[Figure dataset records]
- - -
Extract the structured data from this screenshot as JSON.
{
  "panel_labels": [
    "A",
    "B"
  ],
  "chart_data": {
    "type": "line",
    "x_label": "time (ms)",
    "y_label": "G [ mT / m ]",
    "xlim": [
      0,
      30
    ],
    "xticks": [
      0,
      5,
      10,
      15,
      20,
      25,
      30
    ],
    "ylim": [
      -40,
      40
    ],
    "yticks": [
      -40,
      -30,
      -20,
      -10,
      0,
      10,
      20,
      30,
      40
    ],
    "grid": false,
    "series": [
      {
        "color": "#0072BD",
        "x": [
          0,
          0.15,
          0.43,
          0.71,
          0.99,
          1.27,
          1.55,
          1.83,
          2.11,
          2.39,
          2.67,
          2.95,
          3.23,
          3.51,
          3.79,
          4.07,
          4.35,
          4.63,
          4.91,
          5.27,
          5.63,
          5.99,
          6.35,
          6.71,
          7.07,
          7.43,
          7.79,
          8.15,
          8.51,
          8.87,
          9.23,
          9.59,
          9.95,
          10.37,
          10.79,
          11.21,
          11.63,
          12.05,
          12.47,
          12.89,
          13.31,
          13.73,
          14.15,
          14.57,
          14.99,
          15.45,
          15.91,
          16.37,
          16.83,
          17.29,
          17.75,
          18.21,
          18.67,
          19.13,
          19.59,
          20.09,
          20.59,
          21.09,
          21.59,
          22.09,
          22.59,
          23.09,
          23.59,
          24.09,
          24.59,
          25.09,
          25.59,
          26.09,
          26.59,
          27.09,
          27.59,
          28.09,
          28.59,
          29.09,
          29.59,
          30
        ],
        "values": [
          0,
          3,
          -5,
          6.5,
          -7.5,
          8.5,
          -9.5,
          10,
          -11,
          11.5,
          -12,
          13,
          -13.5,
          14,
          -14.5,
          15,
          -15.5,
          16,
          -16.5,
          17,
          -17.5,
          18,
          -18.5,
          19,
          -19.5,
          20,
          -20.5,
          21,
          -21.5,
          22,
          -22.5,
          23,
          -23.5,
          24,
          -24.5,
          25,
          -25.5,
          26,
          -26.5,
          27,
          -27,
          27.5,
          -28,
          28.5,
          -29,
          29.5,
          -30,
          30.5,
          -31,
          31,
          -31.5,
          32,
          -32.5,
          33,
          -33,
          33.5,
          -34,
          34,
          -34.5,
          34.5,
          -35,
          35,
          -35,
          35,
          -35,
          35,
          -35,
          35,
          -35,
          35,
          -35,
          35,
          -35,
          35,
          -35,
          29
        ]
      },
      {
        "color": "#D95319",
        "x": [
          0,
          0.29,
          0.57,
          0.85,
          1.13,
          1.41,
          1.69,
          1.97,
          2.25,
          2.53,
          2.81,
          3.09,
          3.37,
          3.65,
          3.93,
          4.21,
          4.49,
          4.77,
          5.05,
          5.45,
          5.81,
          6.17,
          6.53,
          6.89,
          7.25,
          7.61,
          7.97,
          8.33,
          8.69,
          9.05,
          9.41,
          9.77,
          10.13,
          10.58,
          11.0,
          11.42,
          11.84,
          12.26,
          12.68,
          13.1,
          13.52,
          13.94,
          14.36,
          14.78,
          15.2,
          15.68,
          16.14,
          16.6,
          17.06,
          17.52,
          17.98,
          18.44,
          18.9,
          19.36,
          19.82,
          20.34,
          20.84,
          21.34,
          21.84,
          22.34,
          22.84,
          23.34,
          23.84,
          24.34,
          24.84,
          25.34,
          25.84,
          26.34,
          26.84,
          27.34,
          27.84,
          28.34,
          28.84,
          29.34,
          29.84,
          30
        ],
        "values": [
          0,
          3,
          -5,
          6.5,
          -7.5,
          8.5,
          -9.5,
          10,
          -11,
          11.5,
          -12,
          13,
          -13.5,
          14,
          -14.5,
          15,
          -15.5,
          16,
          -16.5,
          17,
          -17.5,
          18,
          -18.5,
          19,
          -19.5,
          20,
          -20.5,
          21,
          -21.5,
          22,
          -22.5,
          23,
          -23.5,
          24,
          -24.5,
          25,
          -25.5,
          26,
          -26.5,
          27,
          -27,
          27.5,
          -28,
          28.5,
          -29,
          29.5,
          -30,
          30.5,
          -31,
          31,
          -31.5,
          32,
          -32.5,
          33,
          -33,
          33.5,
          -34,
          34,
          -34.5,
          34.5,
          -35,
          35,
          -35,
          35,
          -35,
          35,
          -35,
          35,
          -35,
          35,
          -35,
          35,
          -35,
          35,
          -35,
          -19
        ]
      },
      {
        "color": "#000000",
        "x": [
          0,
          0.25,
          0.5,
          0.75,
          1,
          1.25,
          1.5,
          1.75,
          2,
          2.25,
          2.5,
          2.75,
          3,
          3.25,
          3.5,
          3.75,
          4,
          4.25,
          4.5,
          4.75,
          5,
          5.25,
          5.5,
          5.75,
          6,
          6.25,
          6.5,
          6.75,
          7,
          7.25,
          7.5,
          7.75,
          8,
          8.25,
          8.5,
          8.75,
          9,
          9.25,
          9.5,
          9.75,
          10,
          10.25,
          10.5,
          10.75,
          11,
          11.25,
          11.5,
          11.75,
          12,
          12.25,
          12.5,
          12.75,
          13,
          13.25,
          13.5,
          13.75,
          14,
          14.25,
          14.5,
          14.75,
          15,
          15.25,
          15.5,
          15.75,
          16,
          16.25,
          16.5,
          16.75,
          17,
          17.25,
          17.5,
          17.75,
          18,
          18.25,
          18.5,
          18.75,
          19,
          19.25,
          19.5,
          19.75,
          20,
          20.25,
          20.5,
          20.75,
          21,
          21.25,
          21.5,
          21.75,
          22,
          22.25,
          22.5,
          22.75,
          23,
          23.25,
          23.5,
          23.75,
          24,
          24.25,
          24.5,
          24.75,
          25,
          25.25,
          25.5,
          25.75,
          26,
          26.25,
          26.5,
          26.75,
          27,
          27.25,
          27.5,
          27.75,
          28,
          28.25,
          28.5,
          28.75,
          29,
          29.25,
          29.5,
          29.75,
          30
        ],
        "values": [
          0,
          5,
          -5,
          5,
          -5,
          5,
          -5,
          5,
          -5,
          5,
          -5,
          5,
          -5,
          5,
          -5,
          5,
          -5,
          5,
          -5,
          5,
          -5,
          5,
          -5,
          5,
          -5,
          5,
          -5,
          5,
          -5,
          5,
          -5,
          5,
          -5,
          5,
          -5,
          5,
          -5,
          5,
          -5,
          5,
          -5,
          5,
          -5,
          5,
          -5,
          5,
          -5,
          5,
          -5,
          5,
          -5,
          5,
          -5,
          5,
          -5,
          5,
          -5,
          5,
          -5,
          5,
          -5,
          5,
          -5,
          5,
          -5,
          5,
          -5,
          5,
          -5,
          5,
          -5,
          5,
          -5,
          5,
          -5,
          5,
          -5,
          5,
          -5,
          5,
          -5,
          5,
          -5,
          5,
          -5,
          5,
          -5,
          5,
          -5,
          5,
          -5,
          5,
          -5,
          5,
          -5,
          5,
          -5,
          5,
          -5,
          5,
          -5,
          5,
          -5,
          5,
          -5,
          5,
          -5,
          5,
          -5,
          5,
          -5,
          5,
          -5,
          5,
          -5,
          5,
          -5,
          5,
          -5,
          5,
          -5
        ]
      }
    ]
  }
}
- - -
== Given request ==
In the entries above, find each line with the word "color" and copy it.

== Written answer ==
        "color": "#0072BD",
        "color": "#D95319",
        "color": "#000000",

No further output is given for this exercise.